__Set task__.
Copy every one of the following rows verbatim, keeping each character, space and number unchanged.
Start
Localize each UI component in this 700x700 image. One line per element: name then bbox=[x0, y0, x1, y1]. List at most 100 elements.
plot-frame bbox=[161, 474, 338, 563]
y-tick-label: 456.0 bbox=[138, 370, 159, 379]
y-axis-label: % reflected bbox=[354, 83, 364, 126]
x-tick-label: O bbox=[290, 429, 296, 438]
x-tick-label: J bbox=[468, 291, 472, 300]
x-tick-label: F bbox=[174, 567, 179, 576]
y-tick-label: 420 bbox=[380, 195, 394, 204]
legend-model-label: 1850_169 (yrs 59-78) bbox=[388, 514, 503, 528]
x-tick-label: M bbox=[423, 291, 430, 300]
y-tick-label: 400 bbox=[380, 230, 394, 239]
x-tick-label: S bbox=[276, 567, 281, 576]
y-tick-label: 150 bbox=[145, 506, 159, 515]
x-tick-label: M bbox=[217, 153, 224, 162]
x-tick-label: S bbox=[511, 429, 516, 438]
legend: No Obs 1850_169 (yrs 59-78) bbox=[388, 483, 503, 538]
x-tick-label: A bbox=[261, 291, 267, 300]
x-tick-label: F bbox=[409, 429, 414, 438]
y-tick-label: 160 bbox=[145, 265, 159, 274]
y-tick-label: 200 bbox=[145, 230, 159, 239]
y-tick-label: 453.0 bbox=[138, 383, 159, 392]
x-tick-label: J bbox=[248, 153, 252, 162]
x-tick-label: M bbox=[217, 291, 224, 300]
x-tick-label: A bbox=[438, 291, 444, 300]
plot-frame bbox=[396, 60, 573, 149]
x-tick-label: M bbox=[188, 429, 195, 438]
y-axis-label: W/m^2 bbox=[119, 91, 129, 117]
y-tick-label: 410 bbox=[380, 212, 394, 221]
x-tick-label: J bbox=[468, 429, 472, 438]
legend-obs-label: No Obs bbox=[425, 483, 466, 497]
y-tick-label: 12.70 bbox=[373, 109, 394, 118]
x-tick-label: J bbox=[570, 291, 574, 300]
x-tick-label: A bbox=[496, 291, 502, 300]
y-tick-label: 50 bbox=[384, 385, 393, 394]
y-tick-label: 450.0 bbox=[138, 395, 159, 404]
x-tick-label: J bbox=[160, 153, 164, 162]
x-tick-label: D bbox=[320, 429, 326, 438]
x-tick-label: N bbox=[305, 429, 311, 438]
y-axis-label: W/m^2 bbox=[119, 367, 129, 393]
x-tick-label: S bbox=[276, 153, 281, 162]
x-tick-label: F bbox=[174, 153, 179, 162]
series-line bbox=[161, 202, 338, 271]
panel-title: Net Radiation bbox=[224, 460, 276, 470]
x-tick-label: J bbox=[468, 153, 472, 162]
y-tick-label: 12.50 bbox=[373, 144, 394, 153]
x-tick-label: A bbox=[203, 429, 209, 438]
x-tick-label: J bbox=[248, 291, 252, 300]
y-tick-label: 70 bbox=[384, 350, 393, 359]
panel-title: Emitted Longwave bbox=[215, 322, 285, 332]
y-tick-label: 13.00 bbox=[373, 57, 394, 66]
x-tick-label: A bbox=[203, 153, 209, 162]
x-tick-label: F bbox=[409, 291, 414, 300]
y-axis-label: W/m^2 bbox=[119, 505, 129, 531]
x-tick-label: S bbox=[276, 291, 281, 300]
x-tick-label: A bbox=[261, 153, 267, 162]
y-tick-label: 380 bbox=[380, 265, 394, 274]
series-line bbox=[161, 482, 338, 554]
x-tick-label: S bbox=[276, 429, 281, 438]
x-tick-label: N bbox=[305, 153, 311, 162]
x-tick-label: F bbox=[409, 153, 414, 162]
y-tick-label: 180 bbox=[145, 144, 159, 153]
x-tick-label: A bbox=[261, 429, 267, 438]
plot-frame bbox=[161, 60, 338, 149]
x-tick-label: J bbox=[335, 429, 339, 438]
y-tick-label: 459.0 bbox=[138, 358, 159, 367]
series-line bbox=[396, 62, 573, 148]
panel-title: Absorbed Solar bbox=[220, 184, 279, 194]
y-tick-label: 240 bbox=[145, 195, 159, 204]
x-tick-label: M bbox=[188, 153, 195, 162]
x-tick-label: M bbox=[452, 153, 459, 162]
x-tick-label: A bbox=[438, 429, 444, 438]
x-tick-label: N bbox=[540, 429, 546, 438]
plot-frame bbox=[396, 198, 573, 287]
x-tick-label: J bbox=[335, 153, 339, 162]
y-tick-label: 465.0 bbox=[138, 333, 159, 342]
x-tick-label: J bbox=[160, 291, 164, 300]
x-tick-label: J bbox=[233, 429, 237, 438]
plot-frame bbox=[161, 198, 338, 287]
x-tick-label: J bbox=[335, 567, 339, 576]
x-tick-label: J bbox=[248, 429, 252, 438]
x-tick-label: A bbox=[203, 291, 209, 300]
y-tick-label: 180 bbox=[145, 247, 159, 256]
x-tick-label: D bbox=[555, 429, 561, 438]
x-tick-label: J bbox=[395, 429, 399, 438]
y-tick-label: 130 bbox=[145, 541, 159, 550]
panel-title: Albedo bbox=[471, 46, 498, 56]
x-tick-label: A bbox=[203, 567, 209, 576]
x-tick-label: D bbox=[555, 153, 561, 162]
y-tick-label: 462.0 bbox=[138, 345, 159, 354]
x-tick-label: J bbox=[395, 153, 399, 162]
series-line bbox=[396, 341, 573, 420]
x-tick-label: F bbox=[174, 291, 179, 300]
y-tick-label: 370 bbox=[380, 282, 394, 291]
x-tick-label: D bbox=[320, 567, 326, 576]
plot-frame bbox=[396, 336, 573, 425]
End
__Solution for this task__.
Localize each UI component in this 700x700 image. One line per element: name then bbox=[x0, y0, x1, y1]. List at most 100 elements.
plot-frame bbox=[161, 474, 338, 563]
y-tick-label: 456.0 bbox=[138, 370, 159, 379]
y-axis-label: % reflected bbox=[354, 83, 364, 126]
x-tick-label: O bbox=[290, 429, 296, 438]
x-tick-label: J bbox=[468, 291, 472, 300]
x-tick-label: F bbox=[174, 567, 179, 576]
y-tick-label: 420 bbox=[380, 195, 394, 204]
legend-model-label: 1850_169 (yrs 59-78) bbox=[388, 514, 503, 528]
x-tick-label: M bbox=[423, 291, 430, 300]
y-tick-label: 400 bbox=[380, 230, 394, 239]
x-tick-label: S bbox=[276, 567, 281, 576]
y-tick-label: 150 bbox=[145, 506, 159, 515]
x-tick-label: M bbox=[217, 153, 224, 162]
x-tick-label: S bbox=[511, 429, 516, 438]
legend: No Obs 1850_169 (yrs 59-78) bbox=[388, 483, 503, 538]
x-tick-label: A bbox=[261, 291, 267, 300]
x-tick-label: F bbox=[409, 429, 414, 438]
y-tick-label: 160 bbox=[145, 265, 159, 274]
y-tick-label: 200 bbox=[145, 230, 159, 239]
y-tick-label: 453.0 bbox=[138, 383, 159, 392]
x-tick-label: J bbox=[248, 153, 252, 162]
x-tick-label: M bbox=[217, 291, 224, 300]
x-tick-label: A bbox=[438, 291, 444, 300]
plot-frame bbox=[396, 60, 573, 149]
x-tick-label: M bbox=[188, 429, 195, 438]
y-axis-label: W/m^2 bbox=[119, 91, 129, 117]
y-tick-label: 410 bbox=[380, 212, 394, 221]
x-tick-label: J bbox=[468, 429, 472, 438]
legend-obs-label: No Obs bbox=[425, 483, 466, 497]
y-tick-label: 12.70 bbox=[373, 109, 394, 118]
x-tick-label: J bbox=[570, 291, 574, 300]
x-tick-label: A bbox=[496, 291, 502, 300]
y-tick-label: 50 bbox=[384, 385, 393, 394]
y-tick-label: 450.0 bbox=[138, 395, 159, 404]
x-tick-label: J bbox=[160, 153, 164, 162]
x-tick-label: D bbox=[320, 429, 326, 438]
x-tick-label: N bbox=[305, 429, 311, 438]
y-axis-label: W/m^2 bbox=[119, 367, 129, 393]
x-tick-label: S bbox=[276, 153, 281, 162]
x-tick-label: F bbox=[174, 153, 179, 162]
series-line bbox=[161, 202, 338, 271]
panel-title: Net Radiation bbox=[224, 460, 276, 470]
x-tick-label: J bbox=[468, 153, 472, 162]
y-tick-label: 12.50 bbox=[373, 144, 394, 153]
x-tick-label: A bbox=[203, 429, 209, 438]
x-tick-label: J bbox=[248, 291, 252, 300]
y-tick-label: 70 bbox=[384, 350, 393, 359]
panel-title: Emitted Longwave bbox=[215, 322, 285, 332]
y-tick-label: 13.00 bbox=[373, 57, 394, 66]
x-tick-label: A bbox=[203, 153, 209, 162]
x-tick-label: F bbox=[409, 291, 414, 300]
y-axis-label: W/m^2 bbox=[119, 505, 129, 531]
x-tick-label: S bbox=[276, 291, 281, 300]
x-tick-label: A bbox=[261, 153, 267, 162]
y-tick-label: 380 bbox=[380, 265, 394, 274]
series-line bbox=[161, 482, 338, 554]
x-tick-label: S bbox=[276, 429, 281, 438]
x-tick-label: N bbox=[305, 153, 311, 162]
x-tick-label: F bbox=[409, 153, 414, 162]
y-tick-label: 180 bbox=[145, 144, 159, 153]
x-tick-label: A bbox=[261, 429, 267, 438]
plot-frame bbox=[161, 60, 338, 149]
x-tick-label: J bbox=[335, 429, 339, 438]
y-tick-label: 459.0 bbox=[138, 358, 159, 367]
series-line bbox=[396, 62, 573, 148]
panel-title: Absorbed Solar bbox=[220, 184, 279, 194]
y-tick-label: 240 bbox=[145, 195, 159, 204]
x-tick-label: M bbox=[188, 153, 195, 162]
x-tick-label: M bbox=[452, 153, 459, 162]
x-tick-label: A bbox=[438, 429, 444, 438]
x-tick-label: N bbox=[540, 429, 546, 438]
plot-frame bbox=[396, 198, 573, 287]
x-tick-label: J bbox=[335, 153, 339, 162]
y-tick-label: 465.0 bbox=[138, 333, 159, 342]
x-tick-label: J bbox=[160, 291, 164, 300]
x-tick-label: J bbox=[233, 429, 237, 438]
plot-frame bbox=[161, 198, 338, 287]
x-tick-label: J bbox=[335, 567, 339, 576]
x-tick-label: J bbox=[248, 429, 252, 438]
x-tick-label: A bbox=[203, 291, 209, 300]
y-tick-label: 180 bbox=[145, 247, 159, 256]
x-tick-label: D bbox=[555, 429, 561, 438]
x-tick-label: J bbox=[395, 429, 399, 438]
y-tick-label: 130 bbox=[145, 541, 159, 550]
panel-title: Albedo bbox=[471, 46, 498, 56]
x-tick-label: A bbox=[203, 567, 209, 576]
x-tick-label: D bbox=[555, 153, 561, 162]
y-tick-label: 462.0 bbox=[138, 345, 159, 354]
x-tick-label: J bbox=[395, 153, 399, 162]
series-line bbox=[396, 341, 573, 420]
x-tick-label: F bbox=[174, 291, 179, 300]
y-tick-label: 370 bbox=[380, 282, 394, 291]
x-tick-label: D bbox=[320, 567, 326, 576]
plot-frame bbox=[396, 336, 573, 425]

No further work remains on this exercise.